Monday, September 12, 2022

The Duck Test

Sabine Hossenfelder is best known for her popular youtube physics channel, which has over half a million subscribers. She is noted for being strongly opinionated on questions of physics and cosmology, which adds to the appeal of her channel. She regards a lot of speculative hypotheses by other physicists to be ascientific since they are not provable or disprovable even in principle. Many are just “modern creation myths written in the language of mathematics.” Regarding the multiverse she says “such copies are both unobservable and unnecessary to explain what we can observe.” This is not to say the idea is wrong, she adds, just that it has more in common with faith than science.
 
In her book Existential Physics on metaphysics it is no surprise that her style is much the same. It’s an interesting book although, strangely, not much help with the existential questions it addresses, since mostly she writes about the limits of science rather than what science reveals. Her anecdotes of discussions with other physicists (she is not the least bit intimidated by Nobel Prizes) are by themselves worth the read however. She does take a firm stand on a few things. To the question of whether the past still exists in some sense for example she answers yes. Since special relativity tells us that observers in different reference frames cannot agree on a “now” moment, then past, present, and future are just coordinates – your present can be someone else’s past and both moments are equally real. She has no patience for free will regardless of whether the universe is ultimately deterministic or probabilistic: “according to the currently established laws of nature, the future is determined by the past, except for occasional quantum events that we cannot influence.” (As did Einstein, she suspects the universe is deterministic by the way – that the probabilistic nature of quantum physics means the theory is incomplete – but merely suspects it rather than believes it.) All in all, Existential Physics is a good read though I recommend first sampling some of her videos to get a sense of who she is.


 
I do have a comment on free will however. Whether it “really” exists or not has been debated by greater minds than mine for literally thousands of years. I’m not the one who will craft the definitive answer. A surprising number of physicists are compatibilists, to the annoyance of Hossenfelder, but I’m not going to debate the merits of compatibilism either. I’m simply going to argue that it doesn’t matter.

> **Problem requirements**
Give back the passage from the post about Sabine Hossenfelder word for word, starting at "The Duck Test" and ending at "faith than science.".

> **Data listing**
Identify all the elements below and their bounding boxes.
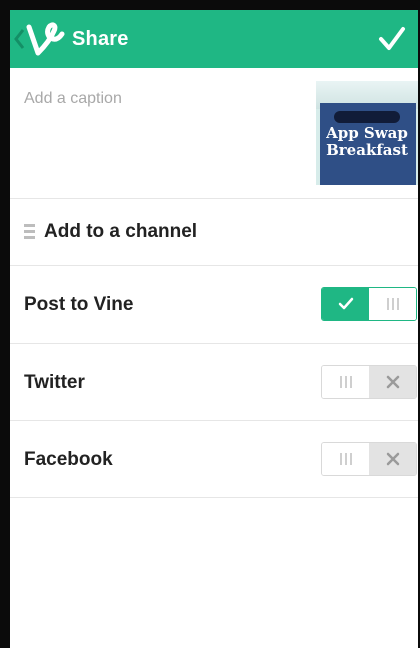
vine-logo-icon[interactable] bbox=[26, 22, 66, 58]
thumbnail-slot bbox=[334, 111, 400, 123]
add-to-channel-label: Add to a channel bbox=[44, 221, 198, 242]
drag-handle-icon bbox=[24, 224, 35, 240]
post-to-vine-toggle[interactable] bbox=[321, 287, 417, 321]
toggle-knob bbox=[322, 443, 369, 475]
twitter-toggle[interactable] bbox=[321, 365, 417, 399]
toggle-off-segment bbox=[369, 366, 416, 398]
app-bar: Share bbox=[10, 10, 418, 68]
video-thumbnail[interactable]: App Swap Breakfast bbox=[316, 81, 418, 185]
caption-section: App Swap Breakfast bbox=[10, 68, 418, 199]
share-row-label: Twitter bbox=[24, 372, 85, 393]
confirm-button[interactable] bbox=[374, 20, 410, 58]
checkmark-icon bbox=[379, 27, 405, 50]
thumbnail-text: App Swap Breakfast bbox=[316, 125, 418, 159]
toggle-knob bbox=[369, 288, 416, 320]
grip-icon bbox=[386, 298, 399, 310]
share-row-vine: Post to Vine bbox=[10, 266, 418, 344]
close-icon bbox=[386, 452, 399, 466]
chevron-left-icon[interactable] bbox=[12, 24, 26, 54]
grip-icon bbox=[339, 376, 352, 388]
facebook-toggle[interactable] bbox=[321, 442, 417, 476]
grip-icon bbox=[339, 453, 352, 465]
share-row-facebook: Facebook bbox=[10, 421, 418, 498]
share-row-label: Facebook bbox=[24, 449, 113, 470]
page-title: Share bbox=[72, 28, 129, 50]
add-to-channel-row[interactable]: Add to a channel bbox=[10, 198, 418, 266]
share-row-twitter: Twitter bbox=[10, 344, 418, 421]
share-screen: Share App Swap Breakfast Add to a channe… bbox=[10, 10, 418, 648]
caption-input[interactable] bbox=[24, 86, 294, 112]
close-icon bbox=[386, 375, 399, 389]
thumbnail-text-line2: Breakfast bbox=[326, 141, 408, 159]
toggle-off-segment bbox=[369, 443, 416, 475]
thumbnail-text-line1: App Swap bbox=[326, 124, 408, 142]
share-row-label: Post to Vine bbox=[24, 294, 134, 315]
checkmark-icon bbox=[338, 297, 353, 310]
toggle-knob bbox=[322, 366, 369, 398]
toggle-on-segment bbox=[322, 288, 369, 320]
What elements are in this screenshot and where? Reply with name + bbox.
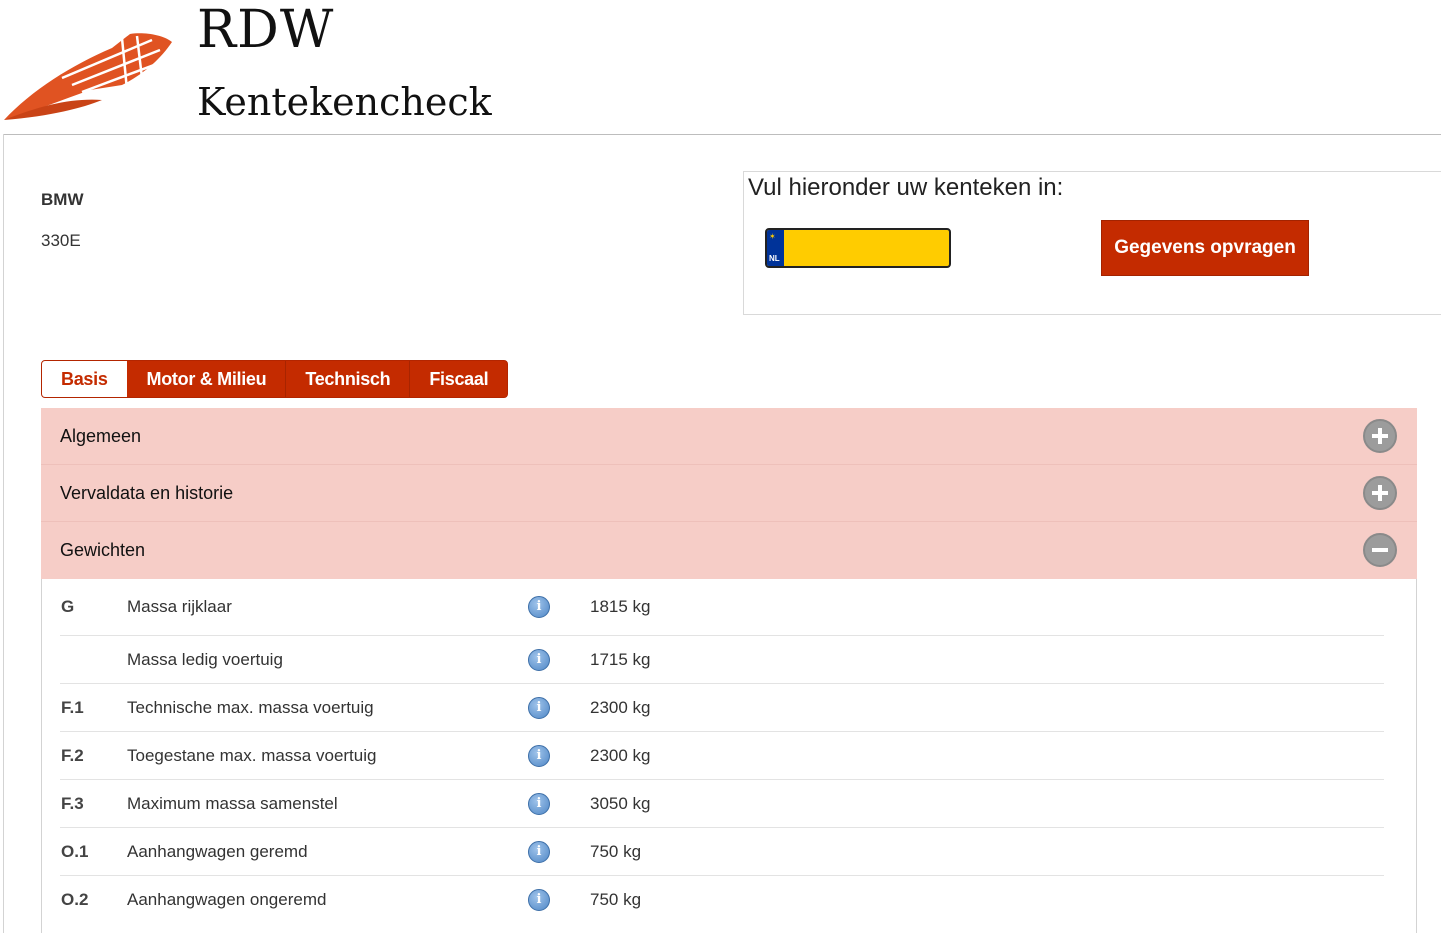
field-value: 750 kg (590, 841, 642, 861)
table-row: O.1 Aanhangwagen geremd i 750 kg (60, 828, 1384, 876)
rdw-logo-icon[interactable] (2, 30, 174, 125)
plate-search-label: Vul hieronder uw kenteken in: (748, 174, 1064, 201)
field-label: Aanhangwagen geremd (127, 841, 308, 861)
header-divider (3, 134, 1441, 135)
table-row: G Massa rijklaar i 1815 kg (60, 579, 1384, 636)
plate-search-panel: Vul hieronder uw kenteken in: ✶ NL Gegev… (743, 171, 1441, 315)
tab-fiscaal[interactable]: Fiscaal (410, 361, 508, 397)
info-icon[interactable]: i (528, 596, 550, 618)
brand-title: RDW (197, 0, 335, 60)
field-label: Massa rijklaar (127, 597, 232, 616)
field-value: 2300 kg (590, 745, 651, 765)
info-icon[interactable]: i (528, 889, 550, 911)
brand-subtitle: Kentekencheck (197, 80, 492, 124)
section-header-gewichten[interactable]: Gewichten (41, 522, 1417, 579)
eu-flag-icon: ✶ NL (767, 230, 784, 266)
table-row: F.1 Technische max. massa voertuig i 230… (60, 684, 1384, 732)
minus-circle-icon[interactable] (1363, 533, 1397, 567)
info-icon[interactable]: i (528, 648, 550, 671)
tab-basis[interactable]: Basis (42, 361, 128, 397)
plus-circle-icon[interactable] (1363, 476, 1397, 510)
license-plate-field[interactable]: ✶ NL (765, 228, 951, 268)
plate-country-code: NL (769, 254, 780, 263)
info-icon[interactable]: i (528, 696, 550, 719)
category-tabs: Basis Motor & Milieu Technisch Fiscaal (41, 360, 509, 398)
field-value: 3050 kg (590, 793, 651, 813)
field-code: O.2 (61, 890, 89, 909)
field-label: Maximum massa samenstel (127, 793, 338, 813)
section-title: Vervaldata en historie (60, 482, 234, 503)
table-row: F.3 Maximum massa samenstel i 3050 kg (60, 780, 1384, 828)
section-title: Algemeen (60, 425, 142, 446)
vehicle-make: BMW (41, 190, 84, 209)
field-label: Toegestane max. massa voertuig (127, 745, 377, 765)
eu-stars-icon: ✶ (769, 232, 776, 241)
field-label: Technische max. massa voertuig (127, 697, 374, 717)
content-left-border (3, 134, 4, 933)
field-value: 1715 kg (590, 649, 651, 669)
table-row: O.2 Aanhangwagen ongeremd i 750 kg (60, 876, 1384, 924)
vehicle-model: 330E (41, 231, 81, 250)
table-row: Massa ledig voertuig i 1715 kg (60, 636, 1384, 684)
info-icon[interactable]: i (528, 840, 550, 863)
field-code: O.1 (61, 841, 89, 861)
field-value: 750 kg (590, 890, 642, 909)
field-code: F.1 (61, 697, 84, 717)
field-label: Aanhangwagen ongeremd (127, 890, 327, 909)
field-label: Massa ledig voertuig (127, 649, 283, 669)
section-title: Gewichten (60, 540, 146, 560)
field-value: 1815 kg (590, 597, 651, 616)
plus-circle-icon[interactable] (1363, 419, 1397, 453)
field-code: G (61, 597, 75, 616)
tab-technisch[interactable]: Technisch (286, 361, 411, 397)
license-plate-input[interactable] (785, 230, 949, 266)
section-header-algemeen[interactable]: Algemeen (41, 408, 1417, 465)
weights-table: G Massa rijklaar i 1815 kg Massa ledig v… (41, 579, 1417, 933)
field-value: 2300 kg (590, 697, 651, 717)
details-accordion: Algemeen Vervaldata en historie Gewichte… (41, 408, 1417, 933)
table-row: F.2 Toegestane max. massa voertuig i 230… (60, 732, 1384, 780)
section-header-vervaldata[interactable]: Vervaldata en historie (41, 465, 1417, 522)
tab-motor-milieu[interactable]: Motor & Milieu (127, 361, 287, 397)
field-code: F.2 (61, 745, 84, 765)
field-code: F.3 (61, 793, 84, 813)
site-header: RDW Kentekencheck (0, 0, 1441, 135)
info-icon[interactable]: i (528, 792, 550, 815)
submit-plate-button[interactable]: Gegevens opvragen (1101, 220, 1309, 276)
info-icon[interactable]: i (528, 744, 550, 767)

> **Full answer**
The Duck Test

Sabine Hossenfelder is best known for her popular youtube physics channel, which has over half a million subscribers. She is noted for being strongly opinionated on questions of physics and cosmology, which adds to the appeal of her channel. She regards a lot of speculative hypotheses by other physicists to be ascientific since they are not provable or disprovable even in principle. Many are just “modern creation myths written in the language of mathematics.” Regarding the multiverse she says “such copies are both unobservable and unnecessary to explain what we can observe.” This is not to say the idea is wrong, she adds, just that it has more in common with faith than science.